# TASK TO CARRY OUT
Your answer should be one number: the count of lines in these entries that hold the word "Основные".

------ LISTED ENTRIES ------

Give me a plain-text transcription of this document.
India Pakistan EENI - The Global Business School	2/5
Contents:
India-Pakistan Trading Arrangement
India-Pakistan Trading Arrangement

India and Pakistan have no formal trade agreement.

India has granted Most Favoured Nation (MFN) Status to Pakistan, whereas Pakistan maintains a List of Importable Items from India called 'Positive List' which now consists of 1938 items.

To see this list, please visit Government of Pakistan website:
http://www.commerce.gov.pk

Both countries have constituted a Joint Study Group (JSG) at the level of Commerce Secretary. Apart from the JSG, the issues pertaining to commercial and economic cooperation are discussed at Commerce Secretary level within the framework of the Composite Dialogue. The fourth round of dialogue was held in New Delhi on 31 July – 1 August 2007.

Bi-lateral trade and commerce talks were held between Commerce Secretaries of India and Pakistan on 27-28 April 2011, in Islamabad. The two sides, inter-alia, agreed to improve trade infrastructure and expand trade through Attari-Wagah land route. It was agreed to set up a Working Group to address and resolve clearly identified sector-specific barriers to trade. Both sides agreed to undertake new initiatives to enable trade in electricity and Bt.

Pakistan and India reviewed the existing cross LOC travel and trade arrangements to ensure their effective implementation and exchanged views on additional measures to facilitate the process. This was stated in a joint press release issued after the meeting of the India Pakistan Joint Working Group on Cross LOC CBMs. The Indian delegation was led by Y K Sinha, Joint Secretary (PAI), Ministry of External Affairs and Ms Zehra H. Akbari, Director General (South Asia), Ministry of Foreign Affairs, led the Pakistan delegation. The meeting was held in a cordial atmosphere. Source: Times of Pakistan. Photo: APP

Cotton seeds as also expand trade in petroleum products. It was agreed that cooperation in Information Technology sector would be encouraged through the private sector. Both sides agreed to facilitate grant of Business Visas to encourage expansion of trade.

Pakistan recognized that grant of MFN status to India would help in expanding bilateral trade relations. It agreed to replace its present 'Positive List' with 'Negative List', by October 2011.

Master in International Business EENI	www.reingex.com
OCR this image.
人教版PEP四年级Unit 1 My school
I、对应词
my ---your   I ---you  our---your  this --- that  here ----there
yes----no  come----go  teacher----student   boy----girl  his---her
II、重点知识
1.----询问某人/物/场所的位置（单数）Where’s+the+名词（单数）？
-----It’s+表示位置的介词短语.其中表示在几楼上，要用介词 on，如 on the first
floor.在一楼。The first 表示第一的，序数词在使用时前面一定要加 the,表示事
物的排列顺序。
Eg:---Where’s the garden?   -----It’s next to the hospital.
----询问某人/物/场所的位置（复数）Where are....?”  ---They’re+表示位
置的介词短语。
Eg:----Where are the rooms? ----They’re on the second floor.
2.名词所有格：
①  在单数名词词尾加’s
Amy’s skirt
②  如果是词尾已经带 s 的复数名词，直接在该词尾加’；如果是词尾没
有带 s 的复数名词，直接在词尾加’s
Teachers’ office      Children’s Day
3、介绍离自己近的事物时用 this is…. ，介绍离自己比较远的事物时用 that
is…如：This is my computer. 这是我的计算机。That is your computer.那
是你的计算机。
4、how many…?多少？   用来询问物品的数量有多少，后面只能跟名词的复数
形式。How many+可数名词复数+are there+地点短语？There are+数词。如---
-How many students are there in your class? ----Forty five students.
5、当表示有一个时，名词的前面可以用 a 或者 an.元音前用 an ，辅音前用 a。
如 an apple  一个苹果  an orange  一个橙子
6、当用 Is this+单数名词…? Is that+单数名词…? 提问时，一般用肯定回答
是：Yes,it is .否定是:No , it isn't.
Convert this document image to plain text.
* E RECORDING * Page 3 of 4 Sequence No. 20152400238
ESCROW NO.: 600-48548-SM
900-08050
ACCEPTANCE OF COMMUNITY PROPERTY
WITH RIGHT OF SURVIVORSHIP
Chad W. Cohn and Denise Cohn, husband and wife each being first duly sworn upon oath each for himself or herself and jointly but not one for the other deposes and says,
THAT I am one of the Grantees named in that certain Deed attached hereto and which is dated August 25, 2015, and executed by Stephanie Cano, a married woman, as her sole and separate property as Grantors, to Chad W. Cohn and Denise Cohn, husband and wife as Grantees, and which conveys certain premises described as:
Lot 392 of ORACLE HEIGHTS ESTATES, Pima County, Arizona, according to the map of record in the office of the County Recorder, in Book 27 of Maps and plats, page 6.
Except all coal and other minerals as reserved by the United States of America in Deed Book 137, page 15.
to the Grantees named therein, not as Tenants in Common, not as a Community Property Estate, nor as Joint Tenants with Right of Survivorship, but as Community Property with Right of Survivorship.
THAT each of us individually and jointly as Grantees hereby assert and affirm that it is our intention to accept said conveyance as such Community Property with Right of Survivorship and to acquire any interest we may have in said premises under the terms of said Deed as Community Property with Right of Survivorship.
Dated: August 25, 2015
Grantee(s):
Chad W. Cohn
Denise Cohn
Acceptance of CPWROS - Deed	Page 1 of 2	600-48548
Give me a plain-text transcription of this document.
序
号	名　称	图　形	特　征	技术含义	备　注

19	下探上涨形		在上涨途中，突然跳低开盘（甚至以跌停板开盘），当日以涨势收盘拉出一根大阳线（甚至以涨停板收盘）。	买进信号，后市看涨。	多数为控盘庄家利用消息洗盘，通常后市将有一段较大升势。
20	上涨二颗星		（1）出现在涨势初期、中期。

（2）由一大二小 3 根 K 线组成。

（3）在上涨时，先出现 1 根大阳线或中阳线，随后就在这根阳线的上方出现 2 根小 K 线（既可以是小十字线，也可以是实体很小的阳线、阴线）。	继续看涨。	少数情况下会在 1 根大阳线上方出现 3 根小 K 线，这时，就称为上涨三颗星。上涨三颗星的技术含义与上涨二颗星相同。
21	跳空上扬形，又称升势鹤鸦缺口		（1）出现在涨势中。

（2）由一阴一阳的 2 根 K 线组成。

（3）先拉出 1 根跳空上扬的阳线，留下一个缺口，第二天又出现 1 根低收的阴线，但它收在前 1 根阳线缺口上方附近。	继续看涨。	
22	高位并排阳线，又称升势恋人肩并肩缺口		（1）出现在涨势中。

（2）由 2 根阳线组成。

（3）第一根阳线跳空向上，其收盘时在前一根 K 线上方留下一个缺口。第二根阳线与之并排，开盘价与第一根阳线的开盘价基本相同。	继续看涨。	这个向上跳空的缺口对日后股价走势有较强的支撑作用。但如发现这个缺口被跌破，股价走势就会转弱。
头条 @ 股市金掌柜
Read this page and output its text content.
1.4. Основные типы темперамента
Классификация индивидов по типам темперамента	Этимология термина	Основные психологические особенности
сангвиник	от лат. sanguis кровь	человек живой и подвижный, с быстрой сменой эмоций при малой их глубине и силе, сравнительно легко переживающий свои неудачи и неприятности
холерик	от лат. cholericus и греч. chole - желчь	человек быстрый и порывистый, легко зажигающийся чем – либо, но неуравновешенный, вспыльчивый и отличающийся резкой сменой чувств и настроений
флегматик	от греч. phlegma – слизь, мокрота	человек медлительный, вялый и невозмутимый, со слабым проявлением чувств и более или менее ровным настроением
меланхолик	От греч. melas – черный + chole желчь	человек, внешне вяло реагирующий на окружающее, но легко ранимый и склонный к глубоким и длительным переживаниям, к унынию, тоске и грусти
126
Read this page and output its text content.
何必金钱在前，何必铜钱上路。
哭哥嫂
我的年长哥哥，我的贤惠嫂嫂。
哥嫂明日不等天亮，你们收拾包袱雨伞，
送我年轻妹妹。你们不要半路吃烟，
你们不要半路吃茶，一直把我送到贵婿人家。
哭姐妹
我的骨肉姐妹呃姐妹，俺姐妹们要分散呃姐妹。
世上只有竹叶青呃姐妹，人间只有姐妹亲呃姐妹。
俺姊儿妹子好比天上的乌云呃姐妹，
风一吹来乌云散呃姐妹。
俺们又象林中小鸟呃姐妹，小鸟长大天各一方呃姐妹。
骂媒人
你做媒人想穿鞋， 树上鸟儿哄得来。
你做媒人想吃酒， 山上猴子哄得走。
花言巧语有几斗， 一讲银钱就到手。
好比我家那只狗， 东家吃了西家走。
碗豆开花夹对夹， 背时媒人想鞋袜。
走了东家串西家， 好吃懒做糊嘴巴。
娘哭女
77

------

# EXERCISE SOLUTION
2